Vorläufiges, sich ständig in Erweiterung befindendes Programm der sechstägigen Bildungs- Informations- und Motivations-Veranstaltung:
Samstag, 09.05.: Symposium Tag 1
Nachhaltige Landwirtschaft – Vormittag
Helmy Abouleish
Den Anfang macht der ägyptisch-österreichische alternative Nobelpreisträger
Helmy Abouleish, Mitgründer und CEO der biologisch-dynamisch arbeitenden SEKEM-Farm mit zahlreichen Unternehmen, die selbst das World Economic Forum faszinieren. Er wird berichten über den Poly-Ansatz der „Ökonomie der Liebe“, kooperatives Wirtschaften, menschliche Potentialentfaltung, ökologisches Wachstum, soziale Menschenrechte und ganzheitliche Bildung. Und zeigen, wie ein Projekt in der „Dritten Welt“ uns im globalen Norden Entwicklungshilfe geben kann.
Dr. med. vet. Anita Idel
Tierärztin, Autorin und Mitbegründerin der Arbeitsgemeinschaft Kritische Tiermedizin, Dr. Anita Idel, gibt spannende Einblicke in die Ko-Evolution von Mensch, Tier und Mikrobiomen. Sie zeigt, wie nachhaltige Beweidung nicht nur das Klima schützt, sondern auch unsere Gesundheit positiv beeinflusst – und was das One-Health-Konzept damit zu tun hat.

= DATEN =

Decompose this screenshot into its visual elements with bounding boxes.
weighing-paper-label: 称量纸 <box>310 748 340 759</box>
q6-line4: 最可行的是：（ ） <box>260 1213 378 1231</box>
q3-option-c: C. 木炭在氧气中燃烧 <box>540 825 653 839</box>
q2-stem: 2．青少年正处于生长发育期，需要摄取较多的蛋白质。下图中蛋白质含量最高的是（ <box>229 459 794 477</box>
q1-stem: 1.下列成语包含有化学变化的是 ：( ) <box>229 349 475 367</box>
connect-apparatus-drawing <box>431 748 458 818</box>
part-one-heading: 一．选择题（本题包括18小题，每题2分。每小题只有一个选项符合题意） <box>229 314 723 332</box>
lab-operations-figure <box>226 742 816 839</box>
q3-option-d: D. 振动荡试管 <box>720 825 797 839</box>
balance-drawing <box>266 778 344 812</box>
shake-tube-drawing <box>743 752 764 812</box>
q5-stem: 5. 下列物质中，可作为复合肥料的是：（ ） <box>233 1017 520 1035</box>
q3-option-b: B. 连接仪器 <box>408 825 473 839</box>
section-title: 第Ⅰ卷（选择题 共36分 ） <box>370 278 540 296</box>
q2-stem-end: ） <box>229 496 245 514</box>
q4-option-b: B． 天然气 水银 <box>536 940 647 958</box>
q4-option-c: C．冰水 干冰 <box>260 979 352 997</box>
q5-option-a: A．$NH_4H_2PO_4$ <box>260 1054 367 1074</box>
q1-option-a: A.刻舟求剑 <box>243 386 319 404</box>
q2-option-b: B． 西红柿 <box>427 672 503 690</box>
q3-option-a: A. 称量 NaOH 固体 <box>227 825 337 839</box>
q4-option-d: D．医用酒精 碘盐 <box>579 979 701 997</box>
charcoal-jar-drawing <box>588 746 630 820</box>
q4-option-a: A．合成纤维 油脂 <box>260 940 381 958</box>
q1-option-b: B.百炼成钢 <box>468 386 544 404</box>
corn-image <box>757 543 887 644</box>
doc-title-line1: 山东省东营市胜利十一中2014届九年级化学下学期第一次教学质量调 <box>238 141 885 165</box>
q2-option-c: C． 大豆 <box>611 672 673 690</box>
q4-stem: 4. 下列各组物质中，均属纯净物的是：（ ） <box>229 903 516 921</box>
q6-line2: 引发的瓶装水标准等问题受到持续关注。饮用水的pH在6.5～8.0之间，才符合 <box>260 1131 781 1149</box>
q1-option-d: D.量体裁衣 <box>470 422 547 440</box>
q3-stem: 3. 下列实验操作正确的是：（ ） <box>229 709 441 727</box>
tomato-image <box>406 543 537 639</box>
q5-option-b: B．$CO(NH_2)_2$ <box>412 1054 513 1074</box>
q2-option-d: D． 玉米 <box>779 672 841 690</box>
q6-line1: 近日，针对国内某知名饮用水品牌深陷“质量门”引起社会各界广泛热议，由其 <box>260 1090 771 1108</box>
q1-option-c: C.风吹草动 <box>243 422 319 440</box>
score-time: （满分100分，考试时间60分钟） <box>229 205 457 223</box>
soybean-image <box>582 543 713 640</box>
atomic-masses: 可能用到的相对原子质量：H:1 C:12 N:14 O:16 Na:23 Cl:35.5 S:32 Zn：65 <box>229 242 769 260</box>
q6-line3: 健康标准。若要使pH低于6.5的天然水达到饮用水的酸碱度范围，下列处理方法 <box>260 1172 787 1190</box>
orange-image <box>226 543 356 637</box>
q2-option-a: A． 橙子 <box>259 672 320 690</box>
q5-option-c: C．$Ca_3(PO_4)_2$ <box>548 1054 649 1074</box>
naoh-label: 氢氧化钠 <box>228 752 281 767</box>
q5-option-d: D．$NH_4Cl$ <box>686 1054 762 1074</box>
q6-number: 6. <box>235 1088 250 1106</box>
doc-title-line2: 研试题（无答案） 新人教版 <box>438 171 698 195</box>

= AUFGABENSTELLUNG =
Beantworten Sie anhand des Programmauszugs die folgenden Fragen:
1. Auf welchen Wochentag und welches Datum fällt „Symposium Tag 1“?
2. Welche Funktionen hat Helmy Abouleish bei der SEKEM-Farm inne?
3. Welche Arbeitsgemeinschaft hat Dr. Anita Idel mitbegründet?

= ANTWORTBEREICH =
1. Samstag, 09.05.
2. Er ist Mitgründer und CEO.
3. Die Arbeitsgemeinschaft Kritische Tiermedizin.